What the exercise asks »
Transcribe verbatim every line from the line containing "Parse this screenshot: output" to the end of the entries, including both endpoints. Output nothing beyond those lines.
START
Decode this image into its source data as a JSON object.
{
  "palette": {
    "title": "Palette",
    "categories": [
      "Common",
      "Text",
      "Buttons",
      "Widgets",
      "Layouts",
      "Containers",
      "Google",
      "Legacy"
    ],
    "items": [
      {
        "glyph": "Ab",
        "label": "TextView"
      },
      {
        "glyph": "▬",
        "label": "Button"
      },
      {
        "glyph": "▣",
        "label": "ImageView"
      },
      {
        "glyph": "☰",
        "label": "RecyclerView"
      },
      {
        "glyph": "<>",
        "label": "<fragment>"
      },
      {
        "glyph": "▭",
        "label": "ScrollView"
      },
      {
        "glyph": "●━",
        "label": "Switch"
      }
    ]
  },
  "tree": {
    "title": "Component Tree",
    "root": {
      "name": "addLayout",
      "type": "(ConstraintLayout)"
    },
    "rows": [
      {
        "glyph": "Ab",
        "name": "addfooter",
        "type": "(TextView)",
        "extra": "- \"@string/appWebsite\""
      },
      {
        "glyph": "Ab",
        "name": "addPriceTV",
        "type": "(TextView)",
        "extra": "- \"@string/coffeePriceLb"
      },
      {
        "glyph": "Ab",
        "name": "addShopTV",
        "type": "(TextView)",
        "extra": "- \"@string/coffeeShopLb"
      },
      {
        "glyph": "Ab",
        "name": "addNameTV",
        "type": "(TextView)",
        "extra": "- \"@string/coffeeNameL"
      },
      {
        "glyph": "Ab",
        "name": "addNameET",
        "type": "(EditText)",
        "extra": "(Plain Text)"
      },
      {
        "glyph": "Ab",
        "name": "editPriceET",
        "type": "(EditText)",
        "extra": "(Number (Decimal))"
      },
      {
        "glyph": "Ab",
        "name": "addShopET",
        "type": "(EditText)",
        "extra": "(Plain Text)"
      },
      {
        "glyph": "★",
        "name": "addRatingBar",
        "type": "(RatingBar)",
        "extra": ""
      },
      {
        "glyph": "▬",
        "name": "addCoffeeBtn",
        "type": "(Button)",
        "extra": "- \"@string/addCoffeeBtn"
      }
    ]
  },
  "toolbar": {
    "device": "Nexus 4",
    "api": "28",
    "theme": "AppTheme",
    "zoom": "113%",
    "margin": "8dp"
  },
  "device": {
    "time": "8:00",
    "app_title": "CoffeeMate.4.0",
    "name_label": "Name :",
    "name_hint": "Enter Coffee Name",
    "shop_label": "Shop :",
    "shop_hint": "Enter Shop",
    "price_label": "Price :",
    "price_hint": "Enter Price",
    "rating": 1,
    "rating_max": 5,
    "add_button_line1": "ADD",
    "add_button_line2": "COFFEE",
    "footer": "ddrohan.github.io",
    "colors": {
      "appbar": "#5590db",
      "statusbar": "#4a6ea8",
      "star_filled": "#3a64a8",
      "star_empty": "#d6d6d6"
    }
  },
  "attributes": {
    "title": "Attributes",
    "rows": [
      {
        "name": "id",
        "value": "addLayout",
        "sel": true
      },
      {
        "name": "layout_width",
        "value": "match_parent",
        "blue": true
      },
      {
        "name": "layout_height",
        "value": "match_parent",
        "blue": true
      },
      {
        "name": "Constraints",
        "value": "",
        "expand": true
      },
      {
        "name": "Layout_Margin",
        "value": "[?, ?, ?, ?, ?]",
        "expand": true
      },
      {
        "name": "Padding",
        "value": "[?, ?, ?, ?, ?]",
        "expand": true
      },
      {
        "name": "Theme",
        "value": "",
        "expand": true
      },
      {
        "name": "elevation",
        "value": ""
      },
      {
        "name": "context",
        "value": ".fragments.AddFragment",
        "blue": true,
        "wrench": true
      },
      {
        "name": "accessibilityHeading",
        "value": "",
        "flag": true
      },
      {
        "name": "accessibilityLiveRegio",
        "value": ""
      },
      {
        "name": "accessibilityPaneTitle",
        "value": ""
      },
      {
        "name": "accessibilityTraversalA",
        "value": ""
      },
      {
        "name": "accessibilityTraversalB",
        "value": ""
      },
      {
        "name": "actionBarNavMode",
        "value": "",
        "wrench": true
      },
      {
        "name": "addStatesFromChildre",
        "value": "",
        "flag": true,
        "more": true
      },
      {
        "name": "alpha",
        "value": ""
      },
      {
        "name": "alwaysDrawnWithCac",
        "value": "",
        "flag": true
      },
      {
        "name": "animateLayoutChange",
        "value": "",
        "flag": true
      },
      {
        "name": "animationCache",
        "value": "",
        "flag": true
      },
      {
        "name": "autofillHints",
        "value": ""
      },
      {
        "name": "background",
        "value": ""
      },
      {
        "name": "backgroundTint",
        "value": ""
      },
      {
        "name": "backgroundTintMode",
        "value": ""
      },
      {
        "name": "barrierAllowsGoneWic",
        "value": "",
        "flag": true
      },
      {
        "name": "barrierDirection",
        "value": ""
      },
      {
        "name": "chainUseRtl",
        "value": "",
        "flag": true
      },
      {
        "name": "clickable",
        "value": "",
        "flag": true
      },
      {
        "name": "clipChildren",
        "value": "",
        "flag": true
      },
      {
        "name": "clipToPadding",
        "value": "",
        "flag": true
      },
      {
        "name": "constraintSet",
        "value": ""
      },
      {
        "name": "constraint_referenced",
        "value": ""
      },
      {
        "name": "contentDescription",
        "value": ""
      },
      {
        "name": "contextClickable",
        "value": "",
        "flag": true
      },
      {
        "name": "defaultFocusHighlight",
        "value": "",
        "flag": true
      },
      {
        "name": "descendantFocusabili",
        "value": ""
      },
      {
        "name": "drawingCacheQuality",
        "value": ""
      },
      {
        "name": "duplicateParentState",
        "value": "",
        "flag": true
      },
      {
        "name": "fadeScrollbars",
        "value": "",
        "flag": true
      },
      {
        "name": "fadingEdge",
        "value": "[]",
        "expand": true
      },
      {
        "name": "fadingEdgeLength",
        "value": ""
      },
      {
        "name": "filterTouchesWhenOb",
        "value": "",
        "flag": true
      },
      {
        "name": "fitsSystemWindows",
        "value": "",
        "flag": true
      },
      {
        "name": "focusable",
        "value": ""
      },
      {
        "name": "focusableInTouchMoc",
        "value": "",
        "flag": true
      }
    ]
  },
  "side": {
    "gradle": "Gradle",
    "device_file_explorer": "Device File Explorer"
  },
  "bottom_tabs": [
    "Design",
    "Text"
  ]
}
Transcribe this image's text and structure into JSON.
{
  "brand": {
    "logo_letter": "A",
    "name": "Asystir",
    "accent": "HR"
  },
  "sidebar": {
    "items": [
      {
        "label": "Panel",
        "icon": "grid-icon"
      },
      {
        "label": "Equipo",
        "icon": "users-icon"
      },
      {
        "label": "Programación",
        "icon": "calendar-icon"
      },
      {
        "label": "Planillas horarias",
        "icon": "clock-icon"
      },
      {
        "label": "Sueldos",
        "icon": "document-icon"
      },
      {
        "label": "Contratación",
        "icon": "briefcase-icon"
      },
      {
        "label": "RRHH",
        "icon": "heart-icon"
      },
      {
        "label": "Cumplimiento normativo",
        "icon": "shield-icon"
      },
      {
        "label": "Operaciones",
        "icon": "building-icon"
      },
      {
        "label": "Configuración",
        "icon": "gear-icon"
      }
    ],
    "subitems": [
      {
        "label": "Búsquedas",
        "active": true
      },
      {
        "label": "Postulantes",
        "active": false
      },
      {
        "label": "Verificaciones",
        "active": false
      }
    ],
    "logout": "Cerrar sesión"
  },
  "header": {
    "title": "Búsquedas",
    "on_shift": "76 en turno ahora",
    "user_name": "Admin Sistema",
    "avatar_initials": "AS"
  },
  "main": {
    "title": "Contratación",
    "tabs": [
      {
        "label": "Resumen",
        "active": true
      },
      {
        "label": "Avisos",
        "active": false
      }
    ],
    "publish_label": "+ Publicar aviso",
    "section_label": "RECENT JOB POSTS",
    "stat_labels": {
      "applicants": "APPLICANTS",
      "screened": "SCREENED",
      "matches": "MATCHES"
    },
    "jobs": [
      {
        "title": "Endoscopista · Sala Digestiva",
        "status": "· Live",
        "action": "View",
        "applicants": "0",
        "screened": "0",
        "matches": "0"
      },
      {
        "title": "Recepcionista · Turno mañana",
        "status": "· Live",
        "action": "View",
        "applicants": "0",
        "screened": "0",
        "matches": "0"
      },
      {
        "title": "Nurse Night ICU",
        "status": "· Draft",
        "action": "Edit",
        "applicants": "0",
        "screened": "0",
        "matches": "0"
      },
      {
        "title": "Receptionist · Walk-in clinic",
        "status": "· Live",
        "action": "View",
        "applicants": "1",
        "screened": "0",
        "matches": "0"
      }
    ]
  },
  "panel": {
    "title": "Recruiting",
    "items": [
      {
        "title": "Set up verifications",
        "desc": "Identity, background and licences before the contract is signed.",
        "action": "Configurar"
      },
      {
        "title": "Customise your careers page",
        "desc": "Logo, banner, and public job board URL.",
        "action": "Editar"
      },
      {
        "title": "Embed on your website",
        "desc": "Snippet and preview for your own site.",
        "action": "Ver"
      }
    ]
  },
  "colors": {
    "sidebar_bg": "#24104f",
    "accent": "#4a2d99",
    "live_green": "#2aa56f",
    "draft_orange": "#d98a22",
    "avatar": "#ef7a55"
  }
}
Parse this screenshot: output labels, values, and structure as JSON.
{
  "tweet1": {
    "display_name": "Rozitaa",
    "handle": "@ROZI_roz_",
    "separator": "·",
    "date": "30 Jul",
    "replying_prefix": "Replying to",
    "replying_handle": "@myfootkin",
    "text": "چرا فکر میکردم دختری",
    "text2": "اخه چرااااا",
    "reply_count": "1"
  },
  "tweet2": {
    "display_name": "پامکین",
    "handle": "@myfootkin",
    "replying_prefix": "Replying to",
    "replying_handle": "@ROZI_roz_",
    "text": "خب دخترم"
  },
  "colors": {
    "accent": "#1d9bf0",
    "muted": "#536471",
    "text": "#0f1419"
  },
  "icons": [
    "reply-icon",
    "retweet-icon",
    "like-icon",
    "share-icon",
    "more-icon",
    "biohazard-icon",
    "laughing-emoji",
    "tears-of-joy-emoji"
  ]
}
END
Correct response »
Parse this screenshot: output labels, values, and structure as JSON.
{
  "tweet1": {
    "display_name": "Rozitaa",
    "handle": "@ROZI_roz_",
    "separator": "·",
    "date": "30 Jul",
    "replying_prefix": "Replying to",
    "replying_handle": "@myfootkin",
    "text": "چرا فکر میکردم دختری",
    "text2": "اخه چرااااا",
    "reply_count": "1"
  },
  "tweet2": {
    "display_name": "پامکین",
    "handle": "@myfootkin",
    "replying_prefix": "Replying to",
    "replying_handle": "@ROZI_roz_",
    "text": "خب دخترم"
  },
  "colors": {
    "accent": "#1d9bf0",
    "muted": "#536471",
    "text": "#0f1419"
  },
  "icons": [
    "reply-icon",
    "retweet-icon",
    "like-icon",
    "share-icon",
    "more-icon",
    "biohazard-icon",
    "laughing-emoji",
    "tears-of-joy-emoji"
  ]
}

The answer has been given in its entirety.